• _SOURCE DATA_:
----

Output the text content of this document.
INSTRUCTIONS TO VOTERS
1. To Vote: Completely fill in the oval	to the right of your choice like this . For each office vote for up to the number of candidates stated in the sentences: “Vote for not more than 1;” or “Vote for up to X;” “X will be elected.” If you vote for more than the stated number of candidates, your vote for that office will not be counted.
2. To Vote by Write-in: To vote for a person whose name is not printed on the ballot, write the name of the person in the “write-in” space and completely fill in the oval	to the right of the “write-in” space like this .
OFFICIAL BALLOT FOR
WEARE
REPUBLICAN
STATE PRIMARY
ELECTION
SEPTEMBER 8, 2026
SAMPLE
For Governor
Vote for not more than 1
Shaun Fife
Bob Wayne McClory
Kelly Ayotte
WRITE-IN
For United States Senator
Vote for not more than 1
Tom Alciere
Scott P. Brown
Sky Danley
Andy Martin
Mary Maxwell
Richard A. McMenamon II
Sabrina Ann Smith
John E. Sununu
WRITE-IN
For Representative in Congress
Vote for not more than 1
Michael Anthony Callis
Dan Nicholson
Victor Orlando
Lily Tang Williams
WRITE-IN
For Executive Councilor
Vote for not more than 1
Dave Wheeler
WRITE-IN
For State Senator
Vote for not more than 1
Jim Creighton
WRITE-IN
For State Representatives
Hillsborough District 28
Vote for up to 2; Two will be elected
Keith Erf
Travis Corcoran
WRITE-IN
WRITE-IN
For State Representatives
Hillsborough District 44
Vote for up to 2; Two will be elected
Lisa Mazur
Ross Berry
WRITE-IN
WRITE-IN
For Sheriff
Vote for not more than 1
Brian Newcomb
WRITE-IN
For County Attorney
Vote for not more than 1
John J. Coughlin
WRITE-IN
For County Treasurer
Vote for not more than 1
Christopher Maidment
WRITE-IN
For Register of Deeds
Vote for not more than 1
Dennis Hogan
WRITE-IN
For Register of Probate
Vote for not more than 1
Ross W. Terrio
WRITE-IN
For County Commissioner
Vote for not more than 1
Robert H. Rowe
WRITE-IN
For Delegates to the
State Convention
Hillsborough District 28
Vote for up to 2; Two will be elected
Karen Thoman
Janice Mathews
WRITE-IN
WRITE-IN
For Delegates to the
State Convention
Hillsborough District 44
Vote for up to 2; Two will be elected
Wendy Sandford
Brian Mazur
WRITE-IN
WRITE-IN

----

Your task is to print the whole listing again exactly.

• _FULL OUTPUT_:
Output the text content of this document.
INSTRUCTIONS TO VOTERS
1. To Vote: Completely fill in the oval	to the right of your choice like this . For each office vote for up to the number of candidates stated in the sentences: “Vote for not more than 1;” or “Vote for up to X;” “X will be elected.” If you vote for more than the stated number of candidates, your vote for that office will not be counted.
2. To Vote by Write-in: To vote for a person whose name is not printed on the ballot, write the name of the person in the “write-in” space and completely fill in the oval	to the right of the “write-in” space like this .
OFFICIAL BALLOT FOR
WEARE
REPUBLICAN
STATE PRIMARY
ELECTION
SEPTEMBER 8, 2026
SAMPLE
For Governor
Vote for not more than 1
Shaun Fife
Bob Wayne McClory
Kelly Ayotte
WRITE-IN
For United States Senator
Vote for not more than 1
Tom Alciere
Scott P. Brown
Sky Danley
Andy Martin
Mary Maxwell
Richard A. McMenamon II
Sabrina Ann Smith
John E. Sununu
WRITE-IN
For Representative in Congress
Vote for not more than 1
Michael Anthony Callis
Dan Nicholson
Victor Orlando
Lily Tang Williams
WRITE-IN
For Executive Councilor
Vote for not more than 1
Dave Wheeler
WRITE-IN
For State Senator
Vote for not more than 1
Jim Creighton
WRITE-IN
For State Representatives
Hillsborough District 28
Vote for up to 2; Two will be elected
Keith Erf
Travis Corcoran
WRITE-IN
WRITE-IN
For State Representatives
Hillsborough District 44
Vote for up to 2; Two will be elected
Lisa Mazur
Ross Berry
WRITE-IN
WRITE-IN
For Sheriff
Vote for not more than 1
Brian Newcomb
WRITE-IN
For County Attorney
Vote for not more than 1
John J. Coughlin
WRITE-IN
For County Treasurer
Vote for not more than 1
Christopher Maidment
WRITE-IN
For Register of Deeds
Vote for not more than 1
Dennis Hogan
WRITE-IN
For Register of Probate
Vote for not more than 1
Ross W. Terrio
WRITE-IN
For County Commissioner
Vote for not more than 1
Robert H. Rowe
WRITE-IN
For Delegates to the
State Convention
Hillsborough District 28
Vote for up to 2; Two will be elected
Karen Thoman
Janice Mathews
WRITE-IN
WRITE-IN
For Delegates to the
State Convention
Hillsborough District 44
Vote for up to 2; Two will be elected
Wendy Sandford
Brian Mazur
WRITE-IN
WRITE-IN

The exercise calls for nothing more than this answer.